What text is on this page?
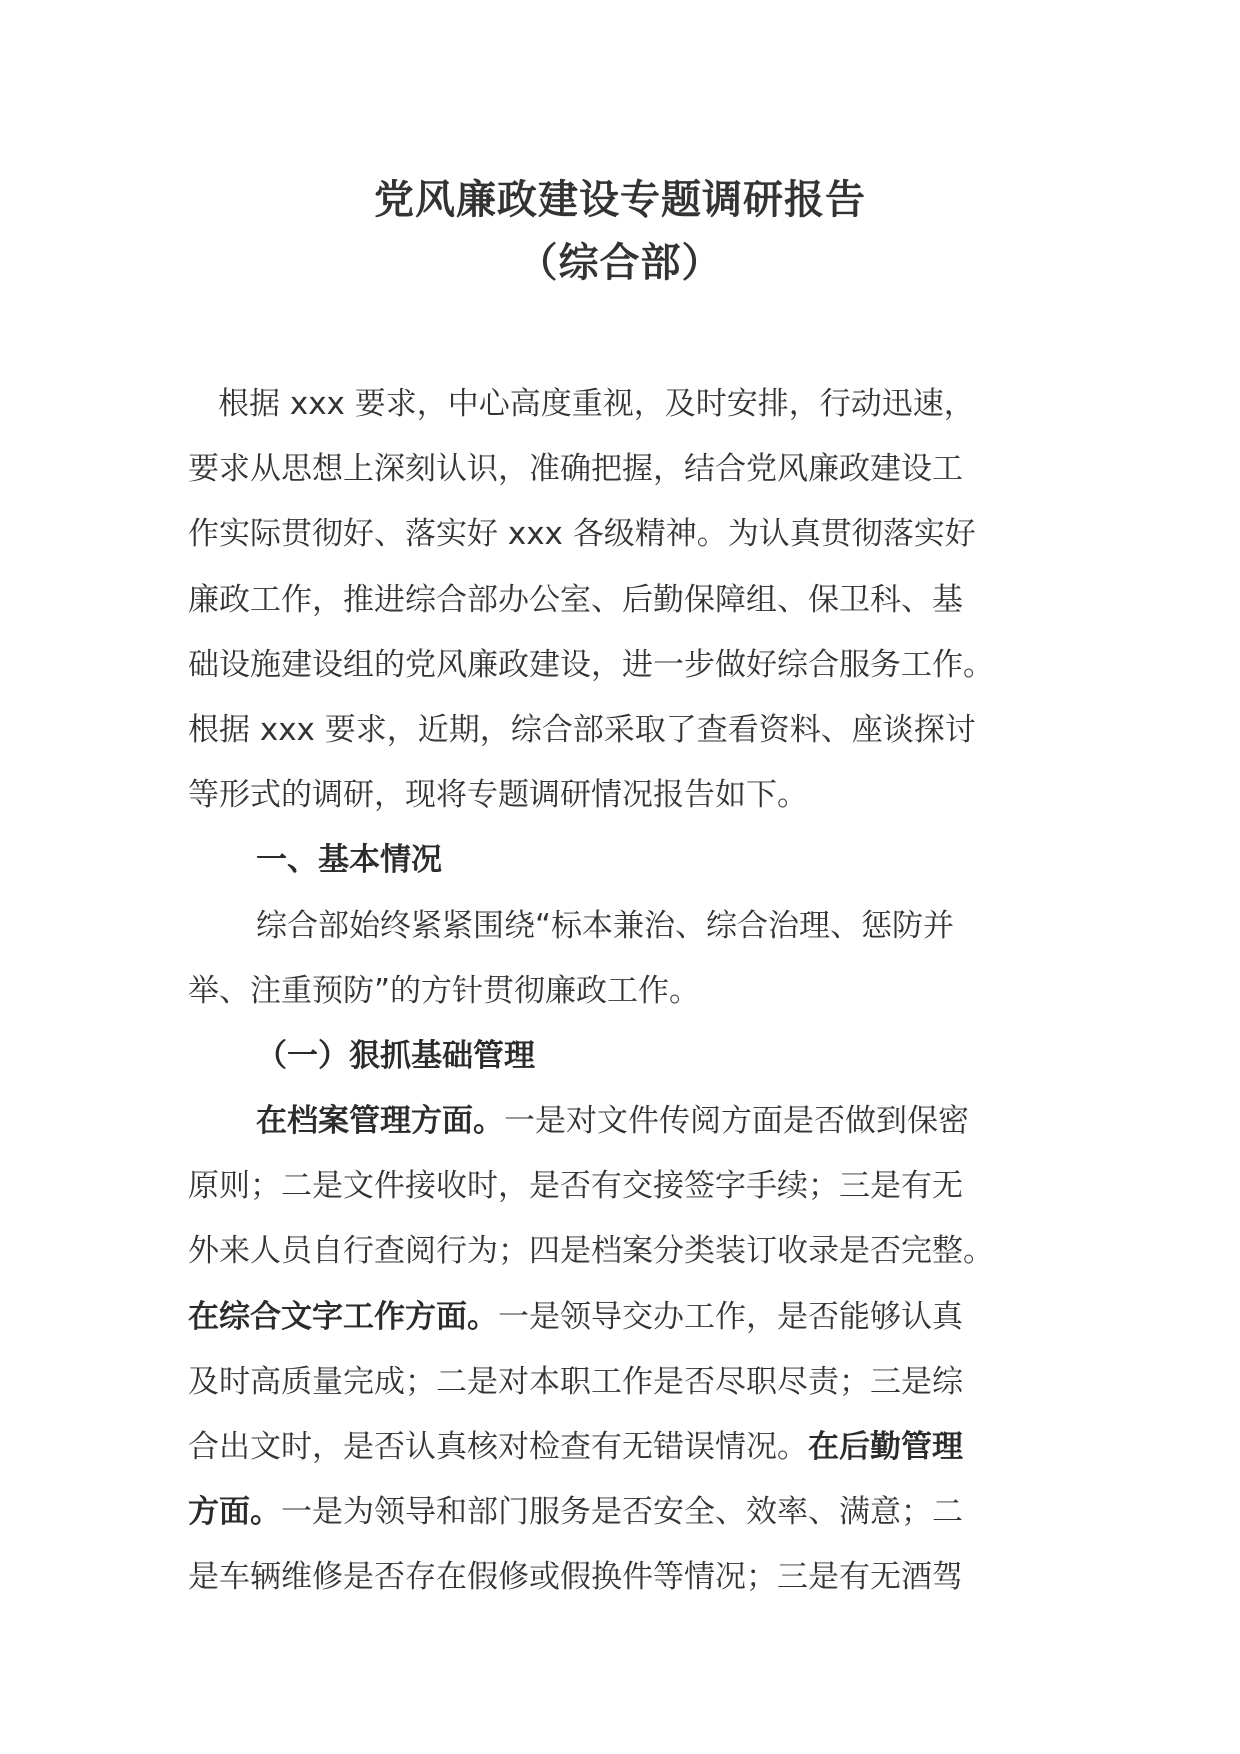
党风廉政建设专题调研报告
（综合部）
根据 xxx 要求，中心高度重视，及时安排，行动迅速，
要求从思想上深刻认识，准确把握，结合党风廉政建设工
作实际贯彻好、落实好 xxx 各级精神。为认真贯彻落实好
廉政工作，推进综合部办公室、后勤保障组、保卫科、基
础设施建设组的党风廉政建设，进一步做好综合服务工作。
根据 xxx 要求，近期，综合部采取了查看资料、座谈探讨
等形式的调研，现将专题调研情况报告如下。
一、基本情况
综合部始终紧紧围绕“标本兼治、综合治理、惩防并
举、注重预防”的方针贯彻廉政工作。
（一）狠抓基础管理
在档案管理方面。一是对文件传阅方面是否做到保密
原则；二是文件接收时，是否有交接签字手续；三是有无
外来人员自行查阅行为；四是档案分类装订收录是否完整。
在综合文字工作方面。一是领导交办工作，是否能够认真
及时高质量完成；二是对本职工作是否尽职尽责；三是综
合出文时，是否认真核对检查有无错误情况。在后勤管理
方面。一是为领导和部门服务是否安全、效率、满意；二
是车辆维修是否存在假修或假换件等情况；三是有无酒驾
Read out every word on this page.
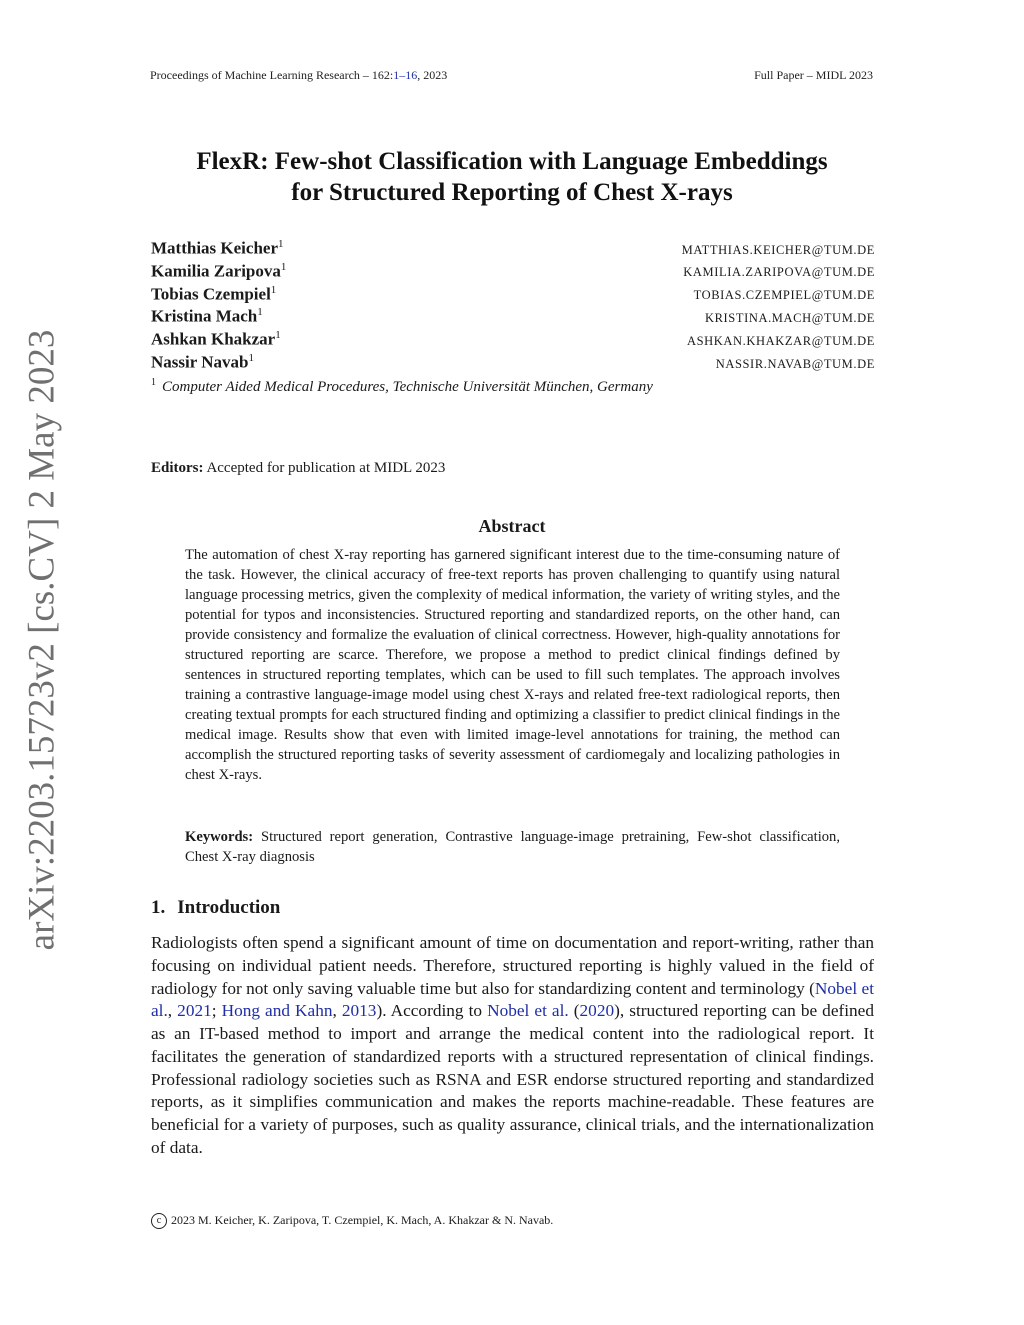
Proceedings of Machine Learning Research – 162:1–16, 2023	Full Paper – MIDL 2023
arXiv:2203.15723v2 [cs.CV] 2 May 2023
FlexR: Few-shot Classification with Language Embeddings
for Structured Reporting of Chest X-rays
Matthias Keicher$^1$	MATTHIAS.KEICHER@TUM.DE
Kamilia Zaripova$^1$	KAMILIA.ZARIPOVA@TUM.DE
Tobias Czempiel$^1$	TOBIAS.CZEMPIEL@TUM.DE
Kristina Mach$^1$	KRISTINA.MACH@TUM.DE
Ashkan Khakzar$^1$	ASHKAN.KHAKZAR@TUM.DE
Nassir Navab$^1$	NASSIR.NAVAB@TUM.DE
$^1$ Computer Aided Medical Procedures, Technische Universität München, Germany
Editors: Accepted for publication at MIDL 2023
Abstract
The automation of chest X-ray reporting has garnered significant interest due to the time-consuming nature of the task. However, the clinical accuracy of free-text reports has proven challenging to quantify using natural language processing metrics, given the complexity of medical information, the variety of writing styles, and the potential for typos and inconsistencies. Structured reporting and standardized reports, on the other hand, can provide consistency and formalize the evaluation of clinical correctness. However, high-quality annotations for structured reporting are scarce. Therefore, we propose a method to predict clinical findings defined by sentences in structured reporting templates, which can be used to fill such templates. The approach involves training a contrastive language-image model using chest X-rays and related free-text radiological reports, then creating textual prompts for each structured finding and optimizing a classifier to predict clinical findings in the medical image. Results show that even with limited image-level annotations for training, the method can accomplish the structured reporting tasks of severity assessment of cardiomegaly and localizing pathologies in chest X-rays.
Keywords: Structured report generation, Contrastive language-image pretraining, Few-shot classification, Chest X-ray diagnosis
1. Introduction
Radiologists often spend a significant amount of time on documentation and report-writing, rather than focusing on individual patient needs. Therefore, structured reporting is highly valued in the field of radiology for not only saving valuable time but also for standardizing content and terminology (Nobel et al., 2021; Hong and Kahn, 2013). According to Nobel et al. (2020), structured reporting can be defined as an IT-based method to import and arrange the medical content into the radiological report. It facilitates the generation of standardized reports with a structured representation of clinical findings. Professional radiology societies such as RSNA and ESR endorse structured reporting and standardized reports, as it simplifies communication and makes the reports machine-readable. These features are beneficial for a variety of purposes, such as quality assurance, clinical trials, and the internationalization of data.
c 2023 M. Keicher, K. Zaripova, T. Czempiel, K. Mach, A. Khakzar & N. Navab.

···

Repeat the entries exactly. Pictures are excluded from the copy.

## RESPONSE
What text is on this page?
党风廉政建设专题调研报告
（综合部）
根据 xxx 要求，中心高度重视，及时安排，行动迅速，
要求从思想上深刻认识，准确把握，结合党风廉政建设工
作实际贯彻好、落实好 xxx 各级精神。为认真贯彻落实好
廉政工作，推进综合部办公室、后勤保障组、保卫科、基
础设施建设组的党风廉政建设，进一步做好综合服务工作。
根据 xxx 要求，近期，综合部采取了查看资料、座谈探讨
等形式的调研，现将专题调研情况报告如下。
一、基本情况
综合部始终紧紧围绕“标本兼治、综合治理、惩防并
举、注重预防”的方针贯彻廉政工作。
（一）狠抓基础管理
在档案管理方面。一是对文件传阅方面是否做到保密
原则；二是文件接收时，是否有交接签字手续；三是有无
外来人员自行查阅行为；四是档案分类装订收录是否完整。
在综合文字工作方面。一是领导交办工作，是否能够认真
及时高质量完成；二是对本职工作是否尽职尽责；三是综
合出文时，是否认真核对检查有无错误情况。在后勤管理
方面。一是为领导和部门服务是否安全、效率、满意；二
是车辆维修是否存在假修或假换件等情况；三是有无酒驾
Read out every word on this page.
Proceedings of Machine Learning Research – 162:1–16, 2023	Full Paper – MIDL 2023
arXiv:2203.15723v2 [cs.CV] 2 May 2023
FlexR: Few-shot Classification with Language Embeddings
for Structured Reporting of Chest X-rays
Matthias Keicher$^1$	MATTHIAS.KEICHER@TUM.DE
Kamilia Zaripova$^1$	KAMILIA.ZARIPOVA@TUM.DE
Tobias Czempiel$^1$	TOBIAS.CZEMPIEL@TUM.DE
Kristina Mach$^1$	KRISTINA.MACH@TUM.DE
Ashkan Khakzar$^1$	ASHKAN.KHAKZAR@TUM.DE
Nassir Navab$^1$	NASSIR.NAVAB@TUM.DE
$^1$ Computer Aided Medical Procedures, Technische Universität München, Germany
Editors: Accepted for publication at MIDL 2023
Abstract
The automation of chest X-ray reporting has garnered significant interest due to the time-consuming nature of the task. However, the clinical accuracy of free-text reports has proven challenging to quantify using natural language processing metrics, given the complexity of medical information, the variety of writing styles, and the potential for typos and inconsistencies. Structured reporting and standardized reports, on the other hand, can provide consistency and formalize the evaluation of clinical correctness. However, high-quality annotations for structured reporting are scarce. Therefore, we propose a method to predict clinical findings defined by sentences in structured reporting templates, which can be used to fill such templates. The approach involves training a contrastive language-image model using chest X-rays and related free-text radiological reports, then creating textual prompts for each structured finding and optimizing a classifier to predict clinical findings in the medical image. Results show that even with limited image-level annotations for training, the method can accomplish the structured reporting tasks of severity assessment of cardiomegaly and localizing pathologies in chest X-rays.
Keywords: Structured report generation, Contrastive language-image pretraining, Few-shot classification, Chest X-ray diagnosis
1. Introduction
Radiologists often spend a significant amount of time on documentation and report-writing, rather than focusing on individual patient needs. Therefore, structured reporting is highly valued in the field of radiology for not only saving valuable time but also for standardizing content and terminology (Nobel et al., 2021; Hong and Kahn, 2013). According to Nobel et al. (2020), structured reporting can be defined as an IT-based method to import and arrange the medical content into the radiological report. It facilitates the generation of standardized reports with a structured representation of clinical findings. Professional radiology societies such as RSNA and ESR endorse structured reporting and standardized reports, as it simplifies communication and makes the reports machine-readable. These features are beneficial for a variety of purposes, such as quality assurance, clinical trials, and the internationalization of data.
c 2023 M. Keicher, K. Zaripova, T. Czempiel, K. Mach, A. Khakzar & N. Navab.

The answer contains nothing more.